Je devine que certains lecteurs occasionnels de H.P. Lovecraft sourcilleront devant le terme « harmonie », et lui préfèreront plutôt ceux de « charabia », « capharnaüm » ou « grand n'importe quoi ». Il serait facile de balayer leur exaspération avec une condescendance d'érudit ampoulé, en prétendant par exemple que ces incultes n'ont rien compris au subtil double sens des histoires fantastiques, ou bien qu'ils ne possèdent pas la patience indispensable à la contemplation des belles choses adroitement dessinées par la main d'un génie transcendé, mais il serait ridicule de ne pas admettre que les inventions de l'auteur touchent parfois – et dans le cas de « La quête onirique de Kadath l'Inconnue », un peu plus que parfois ! – à une étonnante folie. La citation suivante, justement, produit de manière systématique un effet d'atterrement béat chez le lecteur, et l'absurdité de sa formulation, sans que H.P. Lovecraft l'ait probablement prémédité, devient alors franchement drôle :

« le Conseil des Sages, reconnaissant le visiteur, lui offrit une gourde de sève fermentée provenant d'un arbre hanté unique en son genre puisqu'il avait poussé d'une graine qu'un habitant de la Lune avait laissée tomber par mégarde ».

▸ JEU DE DONNÉES:
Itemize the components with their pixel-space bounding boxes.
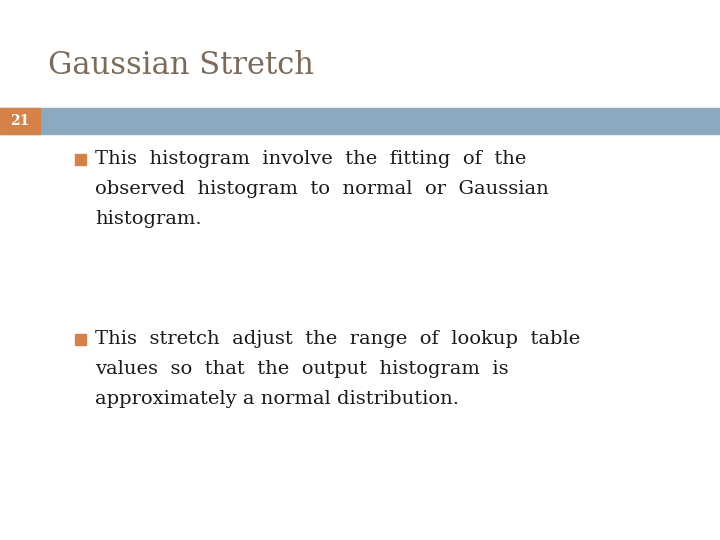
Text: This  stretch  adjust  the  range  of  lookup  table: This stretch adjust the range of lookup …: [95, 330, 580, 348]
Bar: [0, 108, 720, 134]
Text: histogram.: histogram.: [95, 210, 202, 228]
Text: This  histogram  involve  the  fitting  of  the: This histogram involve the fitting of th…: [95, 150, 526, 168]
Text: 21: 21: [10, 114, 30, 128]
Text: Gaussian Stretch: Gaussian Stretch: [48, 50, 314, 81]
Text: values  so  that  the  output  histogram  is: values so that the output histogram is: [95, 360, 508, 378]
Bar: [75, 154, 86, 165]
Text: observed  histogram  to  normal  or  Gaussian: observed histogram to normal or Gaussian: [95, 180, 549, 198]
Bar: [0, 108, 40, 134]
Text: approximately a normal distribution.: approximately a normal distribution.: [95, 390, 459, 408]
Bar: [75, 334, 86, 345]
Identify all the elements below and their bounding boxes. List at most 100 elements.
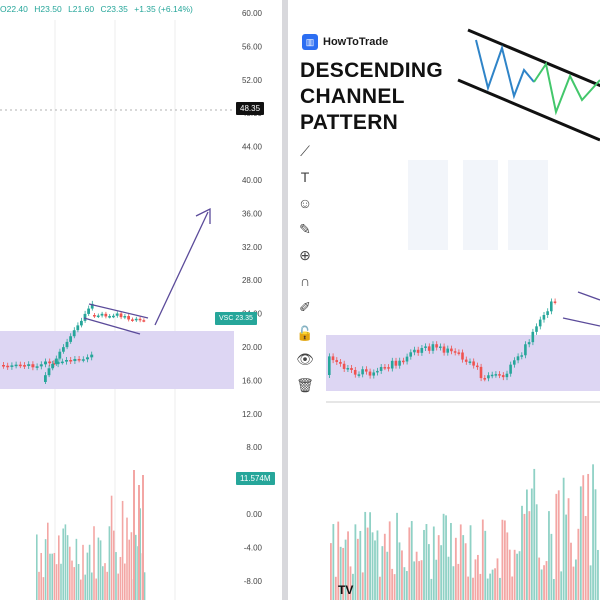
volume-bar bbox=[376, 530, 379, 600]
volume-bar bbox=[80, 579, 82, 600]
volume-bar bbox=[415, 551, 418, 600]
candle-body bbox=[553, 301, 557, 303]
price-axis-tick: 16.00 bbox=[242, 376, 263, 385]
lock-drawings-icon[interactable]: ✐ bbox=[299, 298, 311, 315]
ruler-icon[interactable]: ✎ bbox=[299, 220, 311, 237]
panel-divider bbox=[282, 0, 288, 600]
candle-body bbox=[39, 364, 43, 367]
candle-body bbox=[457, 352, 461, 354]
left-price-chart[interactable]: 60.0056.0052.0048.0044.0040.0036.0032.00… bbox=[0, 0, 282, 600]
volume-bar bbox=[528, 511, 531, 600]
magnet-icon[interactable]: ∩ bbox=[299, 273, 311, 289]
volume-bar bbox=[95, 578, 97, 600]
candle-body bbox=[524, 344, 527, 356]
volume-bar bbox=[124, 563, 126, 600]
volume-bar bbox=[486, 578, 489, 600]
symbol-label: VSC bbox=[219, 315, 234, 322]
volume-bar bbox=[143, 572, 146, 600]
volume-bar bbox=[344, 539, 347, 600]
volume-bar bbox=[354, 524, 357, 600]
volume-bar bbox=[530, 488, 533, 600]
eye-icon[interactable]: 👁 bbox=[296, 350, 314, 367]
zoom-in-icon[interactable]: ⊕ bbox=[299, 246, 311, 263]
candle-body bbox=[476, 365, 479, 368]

▸ PROBLÈMES À RÉSOUDRE:
1: Extrayez toutes les lignes qui contiennent la chaîne « candle », en respectant la casse.
2: Poursuivez le texte sur Lovecraft à partir de l'endroit où il s'arrête.

▸ RÉPONSES FINALES:
1:
candle-body bbox=[553, 301, 557, 303]
candle-body bbox=[39, 364, 43, 367]
candle-body bbox=[457, 352, 461, 354]
candle-body bbox=[524, 344, 527, 356]
candle-body bbox=[476, 365, 479, 368]

2:
Cependant, si le lecteur persévère, il s'apercevra au bout d'un certain temps qu'il existe bel et bien des arbres anguleux sur la face cachée de la Lune, et qu'il est fort aisé de s'y rendre grâce à un saut intersidéral en compagnie des chats d'Ulthar ou à bord d'une galère noire aux rames silencieuses : on peut donc raisonnablement conclure de ces faits irréfutables qu'il n'est point aberrant qu'un objet ait été lâché par inadvertance sur le chemin, quel qu'il soit et n'importe son propriétaire. Notez donc : nuls personnages, lieux ou légendes ne sont évoqués gratuitement, rien que pour étoffer le récit de références bizarres aux significations alambiquées, telle une profusion de phrases vacantes destinées à alimenter une atmosphère de dérisoires artifices – il faut pour s'en rendre compte prêter attention jusqu'au bout, identifier précisément les noms des cités étrangères, les allusions aux aventures d'autres rêveurs aguerris ou le climat et L Histoire des différentes régions du rêve, afin de se mouvoir en ces univers multiples comme en des contrées familières, ce qu'elles sont à H.P. Lovecraft, bien qu'un tel exercice exige un effort continu et la possession d'un recueil astucieusement agencé où se rencontre un assemblage logique et exhaustif de textes spécialisés dans ces sujets précis.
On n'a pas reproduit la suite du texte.